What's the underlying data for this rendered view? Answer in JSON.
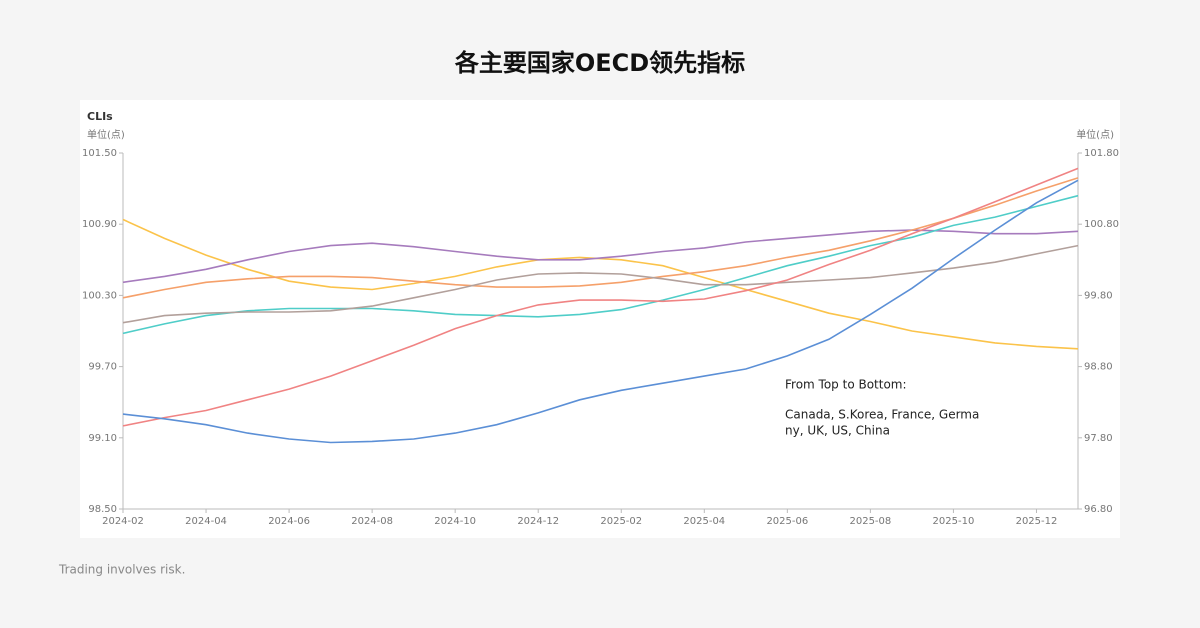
{
  "chart_data": {
    "type": "line",
    "title": "各主要国家OECD领先指标",
    "subtitle": "CLIs",
    "y_label": "单位(点)",
    "y2_label": "单位(点)",
    "annotations": [
      "From Top to Bottom:",
      "Canada, S.Korea, France, Germa",
      "ny, UK, US, China"
    ],
    "categories": [
      "2024-02",
      null,
      "2024-04",
      null,
      "2024-06",
      null,
      "2024-08",
      null,
      "2024-10",
      null,
      "2024-12",
      null,
      "2025-02",
      null,
      "2025-04",
      null,
      "2025-06",
      null,
      "2025-08",
      null,
      "2025-10",
      null,
      "2025-12",
      null
    ],
    "ylim": [
      98.5,
      101.5
    ],
    "yticks": [
      {
        "value": 98.5,
        "label": "98.50"
      },
      {
        "value": 99.1,
        "label": "99.10"
      },
      {
        "value": 99.7,
        "label": "99.70"
      },
      {
        "value": 100.3,
        "label": "100.30"
      },
      {
        "value": 100.9,
        "label": "100.90"
      },
      {
        "value": 101.5,
        "label": "101.50"
      }
    ],
    "y2lim": [
      96.8,
      101.8
    ],
    "y2ticks": [
      {
        "value": 96.8,
        "label": "96.80"
      },
      {
        "value": 97.8,
        "label": "97.80"
      },
      {
        "value": 98.8,
        "label": "98.80"
      },
      {
        "value": 99.8,
        "label": "99.80"
      },
      {
        "value": 100.8,
        "label": "100.80"
      },
      {
        "value": 101.8,
        "label": "101.80"
      }
    ],
    "series": [
      {
        "color": "#fbc34a",
        "values": [
          100.94,
          100.78,
          100.64,
          100.52,
          100.42,
          100.37,
          100.35,
          100.4,
          100.46,
          100.54,
          100.6,
          100.62,
          100.6,
          100.55,
          100.45,
          100.35,
          100.25,
          100.15,
          100.08,
          100.0,
          99.95,
          99.9,
          99.87,
          99.85
        ]
      },
      {
        "color": "#a67bbd",
        "values": [
          100.41,
          100.46,
          100.52,
          100.6,
          100.67,
          100.72,
          100.74,
          100.71,
          100.67,
          100.63,
          100.6,
          100.6,
          100.63,
          100.67,
          100.7,
          100.75,
          100.78,
          100.81,
          100.84,
          100.85,
          100.84,
          100.82,
          100.82,
          100.84
        ]
      },
      {
        "color": "#f5a06a",
        "values": [
          100.28,
          100.35,
          100.41,
          100.44,
          100.46,
          100.46,
          100.45,
          100.42,
          100.39,
          100.37,
          100.37,
          100.38,
          100.41,
          100.46,
          100.5,
          100.55,
          100.62,
          100.68,
          100.76,
          100.85,
          100.95,
          101.06,
          101.18,
          101.29
        ]
      },
      {
        "color": "#4fcdc8",
        "values": [
          99.98,
          100.06,
          100.13,
          100.17,
          100.19,
          100.19,
          100.19,
          100.17,
          100.14,
          100.13,
          100.12,
          100.14,
          100.18,
          100.26,
          100.35,
          100.45,
          100.55,
          100.63,
          100.72,
          100.79,
          100.89,
          100.96,
          101.05,
          101.14
        ]
      },
      {
        "color": "#b2a09b",
        "values": [
          100.07,
          100.13,
          100.15,
          100.16,
          100.16,
          100.17,
          100.21,
          100.28,
          100.35,
          100.43,
          100.48,
          100.49,
          100.48,
          100.44,
          100.39,
          100.39,
          100.41,
          100.43,
          100.45,
          100.49,
          100.53,
          100.58,
          100.65,
          100.72
        ]
      },
      {
        "color": "#f08383",
        "values": [
          99.2,
          99.27,
          99.33,
          99.42,
          99.51,
          99.62,
          99.75,
          99.88,
          100.02,
          100.13,
          100.22,
          100.26,
          100.26,
          100.25,
          100.27,
          100.34,
          100.43,
          100.56,
          100.68,
          100.82,
          100.95,
          101.09,
          101.23,
          101.37
        ]
      },
      {
        "color": "#5b8fd6",
        "values": [
          99.3,
          99.26,
          99.21,
          99.14,
          99.09,
          99.06,
          99.07,
          99.09,
          99.14,
          99.21,
          99.31,
          99.42,
          99.5,
          99.56,
          99.62,
          99.68,
          99.79,
          99.93,
          100.14,
          100.36,
          100.61,
          100.85,
          101.08,
          101.27
        ]
      }
    ]
  },
  "footer": "Trading involves risk."
}
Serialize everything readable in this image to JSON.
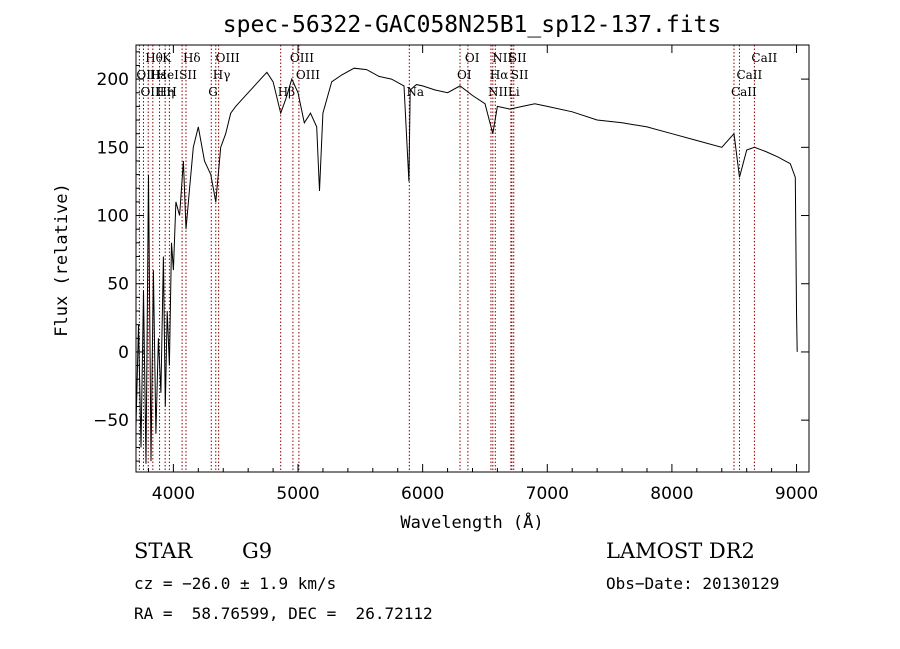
{
  "chart_data": {
    "type": "line",
    "title": "spec-56322-GAC058N25B1_sp12-137.fits",
    "xlabel": "Wavelength (Å)",
    "ylabel": "Flux (relative)",
    "xlim": [
      3700,
      9100
    ],
    "ylim": [
      -88,
      225
    ],
    "xticks": [
      4000,
      5000,
      6000,
      7000,
      8000,
      9000
    ],
    "yticks": [
      -50,
      0,
      50,
      100,
      150,
      200
    ],
    "grid": false,
    "legend": "none",
    "line_color": "#000000",
    "marker_color": "#8b0000",
    "series": [
      {
        "x": [
          3700,
          3720,
          3740,
          3760,
          3780,
          3800,
          3820,
          3840,
          3860,
          3880,
          3900,
          3920,
          3935,
          3950,
          3968,
          3985,
          4000,
          4020,
          4050,
          4080,
          4101,
          4130,
          4160,
          4200,
          4250,
          4300,
          4340,
          4380,
          4420,
          4460,
          4500,
          4550,
          4600,
          4650,
          4700,
          4750,
          4800,
          4861,
          4900,
          4950,
          5000,
          5050,
          5100,
          5150,
          5172,
          5200,
          5270,
          5350,
          5450,
          5550,
          5650,
          5750,
          5850,
          5890,
          5900,
          5950,
          6000,
          6100,
          6200,
          6300,
          6400,
          6500,
          6563,
          6600,
          6700,
          6800,
          6900,
          7000,
          7200,
          7400,
          7600,
          7800,
          8000,
          8200,
          8400,
          8498,
          8542,
          8600,
          8662,
          8750,
          8850,
          8950,
          8990,
          9000,
          9005
        ],
        "y": [
          -55,
          20,
          -70,
          45,
          -82,
          130,
          -80,
          60,
          -60,
          10,
          -30,
          70,
          -40,
          30,
          -10,
          80,
          60,
          110,
          100,
          140,
          90,
          120,
          150,
          165,
          140,
          130,
          110,
          150,
          160,
          175,
          180,
          185,
          190,
          195,
          200,
          205,
          198,
          175,
          185,
          200,
          190,
          168,
          175,
          165,
          118,
          175,
          198,
          203,
          208,
          207,
          202,
          200,
          195,
          125,
          192,
          196,
          195,
          192,
          190,
          195,
          188,
          182,
          160,
          180,
          178,
          180,
          182,
          180,
          176,
          170,
          168,
          165,
          160,
          155,
          150,
          160,
          128,
          148,
          150,
          147,
          143,
          138,
          128,
          30,
          0
        ]
      }
    ],
    "lines": [
      {
        "label": "Hθ",
        "wavelength": 3798,
        "row": 1
      },
      {
        "label": "OII",
        "wavelength": 3727,
        "row": 2
      },
      {
        "label": "OIII",
        "wavelength": 3760,
        "row": 3
      },
      {
        "label": "Hε",
        "wavelength": 3835,
        "row": 2
      },
      {
        "label": "Hη",
        "wavelength": 3889,
        "row": 3
      },
      {
        "label": "K",
        "wavelength": 3934,
        "row": 1
      },
      {
        "label": "HeI",
        "wavelength": 3889,
        "row": 2
      },
      {
        "label": "SII",
        "wavelength": 4070,
        "row": 2
      },
      {
        "label": "H",
        "wavelength": 3968,
        "row": 3
      },
      {
        "label": "Hδ",
        "wavelength": 4101,
        "row": 1
      },
      {
        "label": "OIII",
        "wavelength": 4363,
        "row": 1
      },
      {
        "label": "Hγ",
        "wavelength": 4340,
        "row": 2
      },
      {
        "label": "G",
        "wavelength": 4304,
        "row": 3
      },
      {
        "label": "OIII",
        "wavelength": 4959,
        "row": 1
      },
      {
        "label": "OIII",
        "wavelength": 5007,
        "row": 2
      },
      {
        "label": "Hβ",
        "wavelength": 4861,
        "row": 3
      },
      {
        "label": "Na",
        "wavelength": 5893,
        "row": 3
      },
      {
        "label": "OI",
        "wavelength": 6363,
        "row": 1
      },
      {
        "label": "OI",
        "wavelength": 6300,
        "row": 2
      },
      {
        "label": "NII",
        "wavelength": 6583,
        "row": 1
      },
      {
        "label": "SII",
        "wavelength": 6716,
        "row": 1
      },
      {
        "label": "Hα",
        "wavelength": 6563,
        "row": 2
      },
      {
        "label": "SII",
        "wavelength": 6731,
        "row": 2
      },
      {
        "label": "NII",
        "wavelength": 6548,
        "row": 3
      },
      {
        "label": "Li",
        "wavelength": 6708,
        "row": 3
      },
      {
        "label": "CaII",
        "wavelength": 8662,
        "row": 1
      },
      {
        "label": "CaII",
        "wavelength": 8542,
        "row": 2
      },
      {
        "label": "CaII",
        "wavelength": 8498,
        "row": 3
      }
    ]
  },
  "info": {
    "object_class": "STAR",
    "subclass": "G9",
    "survey": "LAMOST DR2",
    "cz": "cz = −26.0 ± 1.9 km/s",
    "obs_date": "Obs−Date: 20130129",
    "coords": "RA =  58.76599, DEC =  26.72112"
  }
}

Task directions:
Take every line containing the word "JSON" and copy it.

Reply:
What's the underlying data for this rendered view? Answer in JSON.
Serialize everything readable in this image to JSON.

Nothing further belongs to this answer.